Dataset excerpt
Start

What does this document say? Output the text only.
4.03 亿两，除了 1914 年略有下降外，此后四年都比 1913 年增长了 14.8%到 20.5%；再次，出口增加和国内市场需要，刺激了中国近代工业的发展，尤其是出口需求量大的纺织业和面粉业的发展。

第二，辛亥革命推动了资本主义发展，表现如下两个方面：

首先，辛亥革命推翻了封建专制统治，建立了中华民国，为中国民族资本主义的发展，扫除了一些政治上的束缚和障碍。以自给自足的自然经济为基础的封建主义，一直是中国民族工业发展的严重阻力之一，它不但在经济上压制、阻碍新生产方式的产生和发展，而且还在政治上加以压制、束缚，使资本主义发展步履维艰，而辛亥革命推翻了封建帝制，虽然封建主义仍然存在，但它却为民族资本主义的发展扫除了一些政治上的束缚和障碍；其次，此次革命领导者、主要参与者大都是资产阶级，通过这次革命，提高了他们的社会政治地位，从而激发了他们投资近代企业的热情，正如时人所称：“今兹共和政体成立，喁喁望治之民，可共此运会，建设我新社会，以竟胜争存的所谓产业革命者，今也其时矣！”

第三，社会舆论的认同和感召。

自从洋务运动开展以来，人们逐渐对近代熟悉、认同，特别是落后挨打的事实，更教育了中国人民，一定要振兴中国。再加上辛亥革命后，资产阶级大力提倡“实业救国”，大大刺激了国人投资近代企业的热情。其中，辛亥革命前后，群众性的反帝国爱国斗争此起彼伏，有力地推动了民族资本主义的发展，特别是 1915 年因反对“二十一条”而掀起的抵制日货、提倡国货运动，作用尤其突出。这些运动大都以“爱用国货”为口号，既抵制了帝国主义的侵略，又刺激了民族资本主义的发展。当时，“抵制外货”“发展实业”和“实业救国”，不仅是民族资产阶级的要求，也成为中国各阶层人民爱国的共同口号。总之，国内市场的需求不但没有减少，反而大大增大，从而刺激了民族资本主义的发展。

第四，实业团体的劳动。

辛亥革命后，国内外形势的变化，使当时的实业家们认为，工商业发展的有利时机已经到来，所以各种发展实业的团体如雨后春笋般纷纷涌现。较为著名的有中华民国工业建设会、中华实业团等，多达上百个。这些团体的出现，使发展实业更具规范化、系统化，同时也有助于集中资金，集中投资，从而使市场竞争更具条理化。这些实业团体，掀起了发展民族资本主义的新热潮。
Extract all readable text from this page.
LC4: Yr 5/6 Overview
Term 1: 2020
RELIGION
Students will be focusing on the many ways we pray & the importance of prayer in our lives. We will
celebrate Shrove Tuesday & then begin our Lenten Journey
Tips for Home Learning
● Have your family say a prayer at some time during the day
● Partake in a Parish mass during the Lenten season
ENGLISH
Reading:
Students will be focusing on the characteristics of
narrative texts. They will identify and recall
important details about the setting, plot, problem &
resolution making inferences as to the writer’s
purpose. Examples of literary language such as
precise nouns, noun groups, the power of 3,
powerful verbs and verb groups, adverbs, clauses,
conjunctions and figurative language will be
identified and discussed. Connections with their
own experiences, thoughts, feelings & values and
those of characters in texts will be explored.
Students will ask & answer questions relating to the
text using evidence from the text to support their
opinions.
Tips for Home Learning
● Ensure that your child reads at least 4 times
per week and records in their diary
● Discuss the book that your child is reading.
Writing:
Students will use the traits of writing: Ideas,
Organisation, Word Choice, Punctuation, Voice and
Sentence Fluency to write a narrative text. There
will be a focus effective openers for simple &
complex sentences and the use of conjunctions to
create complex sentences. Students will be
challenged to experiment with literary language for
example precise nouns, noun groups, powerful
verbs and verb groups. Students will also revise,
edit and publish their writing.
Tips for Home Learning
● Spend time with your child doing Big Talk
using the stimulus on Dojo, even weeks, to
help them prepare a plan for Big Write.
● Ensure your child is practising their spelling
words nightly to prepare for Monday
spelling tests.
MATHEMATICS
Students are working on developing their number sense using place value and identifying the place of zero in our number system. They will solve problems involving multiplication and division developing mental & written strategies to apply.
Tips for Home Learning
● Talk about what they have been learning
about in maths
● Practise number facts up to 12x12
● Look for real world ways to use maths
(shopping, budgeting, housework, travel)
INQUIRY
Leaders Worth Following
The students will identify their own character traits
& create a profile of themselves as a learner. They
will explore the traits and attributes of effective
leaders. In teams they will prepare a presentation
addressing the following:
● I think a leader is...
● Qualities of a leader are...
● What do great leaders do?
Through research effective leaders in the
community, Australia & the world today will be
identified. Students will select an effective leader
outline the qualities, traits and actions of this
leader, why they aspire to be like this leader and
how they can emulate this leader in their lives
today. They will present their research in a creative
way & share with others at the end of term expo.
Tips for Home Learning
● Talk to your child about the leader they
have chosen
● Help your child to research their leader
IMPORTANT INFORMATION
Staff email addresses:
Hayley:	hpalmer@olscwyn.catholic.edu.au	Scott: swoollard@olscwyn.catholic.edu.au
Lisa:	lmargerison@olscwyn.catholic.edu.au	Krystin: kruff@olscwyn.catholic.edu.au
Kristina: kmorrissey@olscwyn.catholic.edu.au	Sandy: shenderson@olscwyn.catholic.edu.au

End

**What needs to be done**
From the records above, extract every entry exactly as given.

**Complete output**
What does this document say? Output the text only.
4.03 亿两，除了 1914 年略有下降外，此后四年都比 1913 年增长了 14.8%到 20.5%；再次，出口增加和国内市场需要，刺激了中国近代工业的发展，尤其是出口需求量大的纺织业和面粉业的发展。

第二，辛亥革命推动了资本主义发展，表现如下两个方面：

首先，辛亥革命推翻了封建专制统治，建立了中华民国，为中国民族资本主义的发展，扫除了一些政治上的束缚和障碍。以自给自足的自然经济为基础的封建主义，一直是中国民族工业发展的严重阻力之一，它不但在经济上压制、阻碍新生产方式的产生和发展，而且还在政治上加以压制、束缚，使资本主义发展步履维艰，而辛亥革命推翻了封建帝制，虽然封建主义仍然存在，但它却为民族资本主义的发展扫除了一些政治上的束缚和障碍；其次，此次革命领导者、主要参与者大都是资产阶级，通过这次革命，提高了他们的社会政治地位，从而激发了他们投资近代企业的热情，正如时人所称：“今兹共和政体成立，喁喁望治之民，可共此运会，建设我新社会，以竟胜争存的所谓产业革命者，今也其时矣！”

第三，社会舆论的认同和感召。

自从洋务运动开展以来，人们逐渐对近代熟悉、认同，特别是落后挨打的事实，更教育了中国人民，一定要振兴中国。再加上辛亥革命后，资产阶级大力提倡“实业救国”，大大刺激了国人投资近代企业的热情。其中，辛亥革命前后，群众性的反帝国爱国斗争此起彼伏，有力地推动了民族资本主义的发展，特别是 1915 年因反对“二十一条”而掀起的抵制日货、提倡国货运动，作用尤其突出。这些运动大都以“爱用国货”为口号，既抵制了帝国主义的侵略，又刺激了民族资本主义的发展。当时，“抵制外货”“发展实业”和“实业救国”，不仅是民族资产阶级的要求，也成为中国各阶层人民爱国的共同口号。总之，国内市场的需求不但没有减少，反而大大增大，从而刺激了民族资本主义的发展。

第四，实业团体的劳动。

辛亥革命后，国内外形势的变化，使当时的实业家们认为，工商业发展的有利时机已经到来，所以各种发展实业的团体如雨后春笋般纷纷涌现。较为著名的有中华民国工业建设会、中华实业团等，多达上百个。这些团体的出现，使发展实业更具规范化、系统化，同时也有助于集中资金，集中投资，从而使市场竞争更具条理化。这些实业团体，掀起了发展民族资本主义的新热潮。
Extract all readable text from this page.
LC4: Yr 5/6 Overview
Term 1: 2020
RELIGION
Students will be focusing on the many ways we pray & the importance of prayer in our lives. We will
celebrate Shrove Tuesday & then begin our Lenten Journey
Tips for Home Learning
● Have your family say a prayer at some time during the day
● Partake in a Parish mass during the Lenten season
ENGLISH
Reading:
Students will be focusing on the characteristics of
narrative texts. They will identify and recall
important details about the setting, plot, problem &
resolution making inferences as to the writer’s
purpose. Examples of literary language such as
precise nouns, noun groups, the power of 3,
powerful verbs and verb groups, adverbs, clauses,
conjunctions and figurative language will be
identified and discussed. Connections with their
own experiences, thoughts, feelings & values and
those of characters in texts will be explored.
Students will ask & answer questions relating to the
text using evidence from the text to support their
opinions.
Tips for Home Learning
● Ensure that your child reads at least 4 times
per week and records in their diary
● Discuss the book that your child is reading.
Writing:
Students will use the traits of writing: Ideas,
Organisation, Word Choice, Punctuation, Voice and
Sentence Fluency to write a narrative text. There
will be a focus effective openers for simple &
complex sentences and the use of conjunctions to
create complex sentences. Students will be
challenged to experiment with literary language for
example precise nouns, noun groups, powerful
verbs and verb groups. Students will also revise,
edit and publish their writing.
Tips for Home Learning
● Spend time with your child doing Big Talk
using the stimulus on Dojo, even weeks, to
help them prepare a plan for Big Write.
● Ensure your child is practising their spelling
words nightly to prepare for Monday
spelling tests.
MATHEMATICS
Students are working on developing their number sense using place value and identifying the place of zero in our number system. They will solve problems involving multiplication and division developing mental & written strategies to apply.
Tips for Home Learning
● Talk about what they have been learning
about in maths
● Practise number facts up to 12x12
● Look for real world ways to use maths
(shopping, budgeting, housework, travel)
INQUIRY
Leaders Worth Following
The students will identify their own character traits
& create a profile of themselves as a learner. They
will explore the traits and attributes of effective
leaders. In teams they will prepare a presentation
addressing the following:
● I think a leader is...
● Qualities of a leader are...
● What do great leaders do?
Through research effective leaders in the
community, Australia & the world today will be
identified. Students will select an effective leader
outline the qualities, traits and actions of this
leader, why they aspire to be like this leader and
how they can emulate this leader in their lives
today. They will present their research in a creative
way & share with others at the end of term expo.
Tips for Home Learning
● Talk to your child about the leader they
have chosen
● Help your child to research their leader
IMPORTANT INFORMATION
Staff email addresses:
Hayley:	hpalmer@olscwyn.catholic.edu.au	Scott: swoollard@olscwyn.catholic.edu.au
Lisa:	lmargerison@olscwyn.catholic.edu.au	Krystin: kruff@olscwyn.catholic.edu.au
Kristina: kmorrissey@olscwyn.catholic.edu.au	Sandy: shenderson@olscwyn.catholic.edu.au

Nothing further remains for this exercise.